**AUSZUFÜHRENDE AUFGABEN:**
- 1) Schreiben Sie die Passage des Quelldokuments von „Die Vergewaltigung in“ bis „Fällen im Jahr.“ wortgetreu nieder.
- 2) In welchem Paragraphen wurde die Vergewaltigung in der Ehe laut Quelldokument ausdrücklich unter Strafe gestellt?
- 3) Übertragen Sie den folgenden Satz aus dem Quelldokument ins Englische: „Im Gerichtssaal erscheint die Lage aber alles andere als eindeutig, jedenfalls wenn es um den Vorwurf Vergewaltigung geht.“

Ein Happy End scheint ausgeschlossen. Unversöhnlich sitzen sich Sami und Gilek B.

Ein Happy End scheint ausgeschlossen. Unversöhnlich sitzen sich Sami und Gilek B. im Moabiter Gerichtssaal gegenüber. Nie wieder will die junge Türkin zu dem Mann zurückkehren, der jetzt vor ihr auf der Anklagebank sitzt - weil er sie hinter verschlossenen Türen schikanierte, schlug und vergewaltigte. Das jedenfalls hat Gileks Bruder der Polizei erzählt. Im Gerichtssaal erscheint die Lage aber alles andere als eindeutig, jedenfalls wenn es um den Vorwurf Vergewaltigung geht. "Es ist für uns schwierig rauszufinden, was eigentlich wahr ist", sagt die Vorsitzende Richterin Renate Möcke ein wenig ratlos.

Die Vergewaltigung in der Ehe: Nachdem der Bundestag über Jahrzehnte leidenschaftlich gestritten hatte, wurde sie vor drei Jahren in Paragraph 177 ausdrücklich unter Strafe gestellt. Zeit für eine Bilanz, die bei der Polizei allerdings eher ernüchternd ausfällt. "Das Gesetz greift kaum", sagt Elke Plathe, im Landeskriminalamt zuständig für Sexualdelikte. Die Zahl der Anzeigen bewege sich in Berlin wie auch schon vor der Änderung 1997 zwischen 60 und 70 Fällen im Jahr.

Layout-Einträge
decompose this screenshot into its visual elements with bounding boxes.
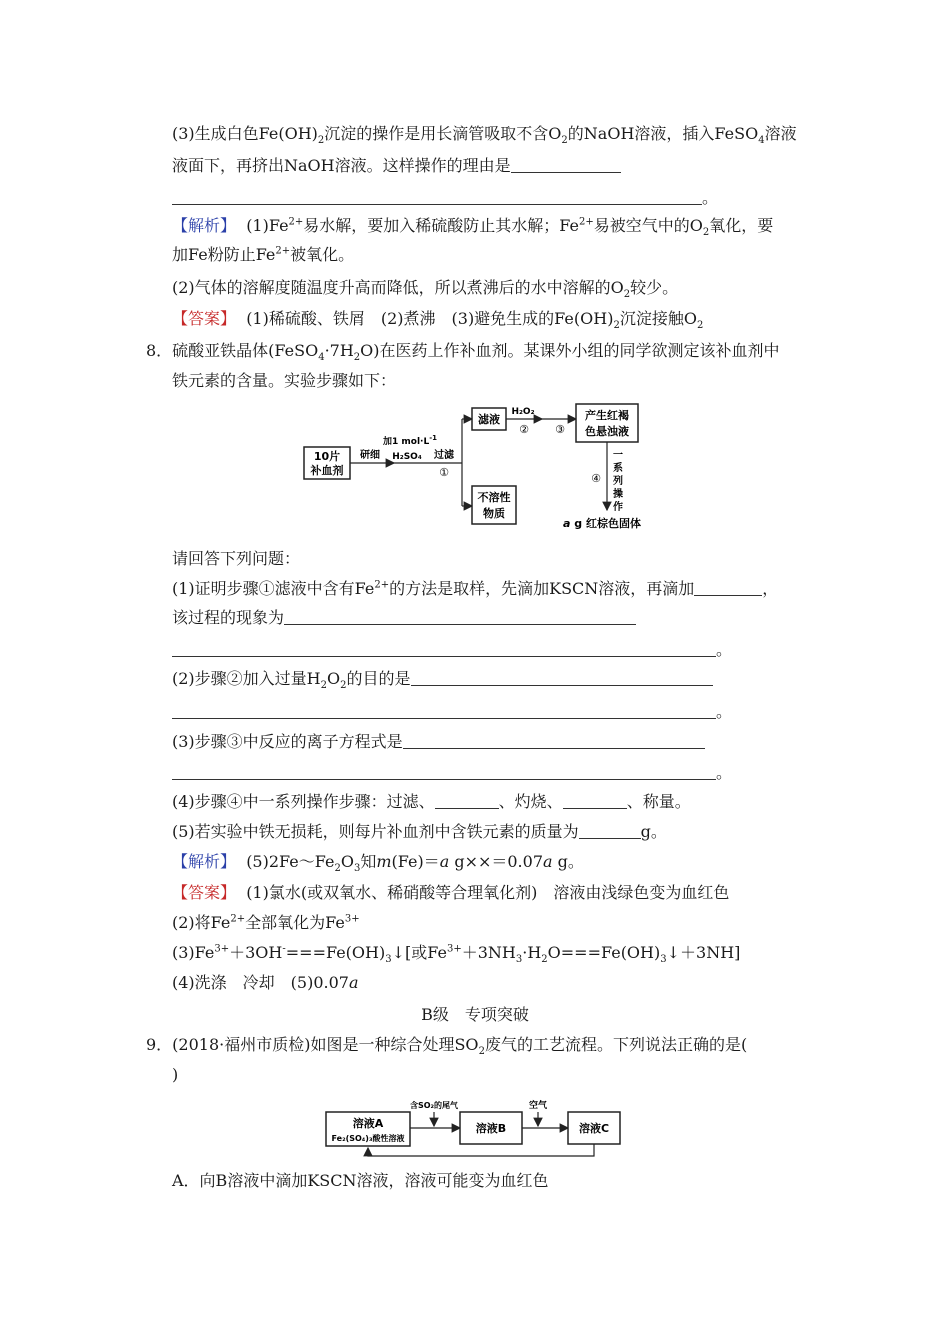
q8-s5: (5)若实验中铁无损耗，则每片补血剂中含铁元素的质量为 g。 xyxy=(172,822,667,841)
q9-stem-line2: ) xyxy=(172,1065,179,1084)
q9-flow-diagram xyxy=(322,1098,622,1162)
section-heading: B级 专项突破 xyxy=(421,1005,529,1024)
analysis-tag: 【解析】 xyxy=(172,216,237,235)
q9-option-a: A．向B溶液中滴加KSCN溶液，溶液可能变为血红色 xyxy=(172,1171,549,1190)
answer-blank[interactable] xyxy=(579,822,641,839)
q7-part3-line2: 液面下，再挤出NaOH溶液。这样操作的理由是 xyxy=(172,155,621,177)
answer-blank[interactable] xyxy=(411,669,713,686)
q8-s3-line1: (3)步骤③中反应的离子方程式是 xyxy=(172,731,705,753)
label-step4: ④ xyxy=(591,472,601,485)
answer-blank[interactable] xyxy=(694,579,762,596)
q7-analysis-line2: 加Fe粉防止$Fe^{2+}$被氧化。 xyxy=(172,245,355,264)
label-air: 空气 xyxy=(528,1101,548,1111)
q8-s1-line2: 该过程的现象为 xyxy=(172,607,636,629)
q8-answer-line3: $(3)Fe^{3+}+3OH^-===Fe(OH)_3↓$[或$Fe^{3+}+3NH_3\cdot H_2O===Fe(OH)_3↓+3NH$] xyxy=(172,943,741,966)
box-solution-c-label: 溶液C xyxy=(578,1122,610,1135)
series-char-3: 列 xyxy=(613,476,623,487)
answer-blank[interactable] xyxy=(172,702,716,719)
box-solution-b-label: 溶液B xyxy=(475,1122,507,1135)
q8-answer-line4: (4)洗涤 冷却 (5)0.07a xyxy=(172,973,359,992)
label-grind: 研细 xyxy=(360,450,380,461)
q8-stem-line1: 8．硫酸亚铁晶体$(FeSO_4\cdot 7H_2O)$在医药上作补血剂。某课外小组的同学欲测定该补血剂中 xyxy=(146,341,780,364)
answer-blank[interactable] xyxy=(435,792,499,809)
box-solution-a-l2: Fe₂(SO₄)₃酸性溶液 xyxy=(331,1134,405,1143)
answer-blank[interactable] xyxy=(172,640,716,657)
analysis-tag: 【解析】 xyxy=(172,852,237,871)
box-filtrate-label: 滤液 xyxy=(478,413,500,426)
answer-blank[interactable] xyxy=(172,188,702,205)
q7-analysis-line3: (2)气体的溶解度随温度升高而降低，所以煮沸后的水中溶解的$O_2$较少。 xyxy=(172,278,679,301)
q8-answer-line1: 【答案】 (1)氯水(或双氧水、稀硝酸等合理氧化剂) 溶液由浅绿色变为血红色 xyxy=(172,883,730,902)
series-char-2: 系 xyxy=(613,463,623,474)
label-solid: a g 红棕色固体 xyxy=(563,517,641,530)
q8-s4: (4)步骤④中一系列操作步骤：过滤、 、灼烧、 、称量。 xyxy=(172,792,691,811)
q8-s2-line2: 。 xyxy=(172,701,732,723)
label-filter: 过滤 xyxy=(434,450,454,461)
label-h2o2: H₂O₂ xyxy=(511,407,535,417)
q8-s1-line1: (1)证明步骤①滤液中含有$Fe^{2+}$的方法是取样，先滴加KSCN溶液，再滴加 ， xyxy=(172,579,779,598)
q7-answer: 【答案】 (1)稀硫酸、铁屑 (2)煮沸 (3)避免生成的$Fe(OH)_2$沉淀接触$O_2$ xyxy=(172,309,704,332)
q8-s2-line1: (2)步骤②加入过量$H_2O_2$的目的是 xyxy=(172,668,713,690)
answer-blank[interactable] xyxy=(563,792,627,809)
answer-blank[interactable] xyxy=(172,763,716,780)
q7-part3-line3: 。 xyxy=(172,187,718,209)
answer-blank[interactable] xyxy=(284,608,636,625)
box-insoluble-l1: 不溶性 xyxy=(477,491,511,504)
label-step3: ③ xyxy=(555,423,565,436)
q8-prompt: 请回答下列问题： xyxy=(172,549,301,568)
box-tablets-l2: 补血剂 xyxy=(310,464,344,477)
q8-answer-line2: (2)将$Fe^{2+}$全部氧化为$Fe^{3+}$ xyxy=(172,913,360,932)
q7-analysis-line1: 【解析】 $(1)Fe^{2+}$易水解，要加入稀硫酸防止其水解；$Fe^{2+}$易被空气中的$O_2$氧化，要 xyxy=(172,216,774,239)
label-tail-gas: 含SO₂的尾气 xyxy=(409,1101,459,1110)
q8-stem-line2: 铁元素的含量。实验步骤如下： xyxy=(172,371,397,390)
series-char-4: 操 xyxy=(613,489,623,500)
q7-part3-line1: (3)生成白色$Fe(OH)_2$沉淀的操作是用长滴管吸取不含$O_2$的NaOH溶液，插入FeSO$_4$溶液 xyxy=(172,124,797,147)
q8-flow-diagram xyxy=(296,400,656,540)
label-step2: ② xyxy=(519,423,529,436)
box-tablets-l1: 10片 xyxy=(313,450,341,463)
label-add-2: H₂SO₄ xyxy=(392,452,422,462)
box-insoluble-l2: 物质 xyxy=(483,507,505,520)
answer-tag: 【答案】 xyxy=(172,309,237,328)
label-add-1: 加1 $mol\cdot L^{-1}$ xyxy=(383,434,437,447)
series-char-1: 一 xyxy=(613,450,623,461)
q9-stem-line1: 9．(2018·福州市质检)如图是一种综合处理$SO_2$废气的工艺流程。下列说法正确的是( xyxy=(146,1035,748,1058)
answer-tag: 【答案】 xyxy=(172,883,237,902)
box-suspension-l1: 产生红褐 xyxy=(585,409,629,422)
answer-blank[interactable] xyxy=(511,156,621,173)
q8-s1-line3: 。 xyxy=(172,639,732,661)
box-suspension-l2: 色悬浊液 xyxy=(585,425,629,438)
q8-analysis: 【解析】 $(5)2Fe\sim Fe_2O_3$知m(Fe)＝a g××＝0.07a g。 xyxy=(172,852,584,875)
box-solution-a-l1: 溶液A xyxy=(352,1117,384,1130)
q8-s3-line2: 。 xyxy=(172,762,732,784)
series-char-5: 作 xyxy=(613,502,623,513)
answer-blank[interactable] xyxy=(403,732,705,749)
label-step1: ① xyxy=(439,466,449,479)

**LÖSUNGEN NACH AUFGABEN:**
- 1)
Die Vergewaltigung in der Ehe: Nachdem der Bundestag über Jahrzehnte leidenschaftlich gestritten hatte, wurde sie vor drei Jahren in Paragraph 177 ausdrücklich unter Strafe gestellt. Zeit für eine Bilanz, die bei der Polizei allerdings eher ernüchternd ausfällt. "Das Gesetz greift kaum", sagt Elke Plathe, im Landeskriminalamt zuständig für Sexualdelikte. Die Zahl der Anzeigen bewege sich in Berlin wie auch schon vor der Änderung 1997 zwischen 60 und 70 Fällen im Jahr.

- 2) In Paragraph 177.

- 3) In the courtroom, however, the situation appears anything but clear, at least where the rape charge is concerned.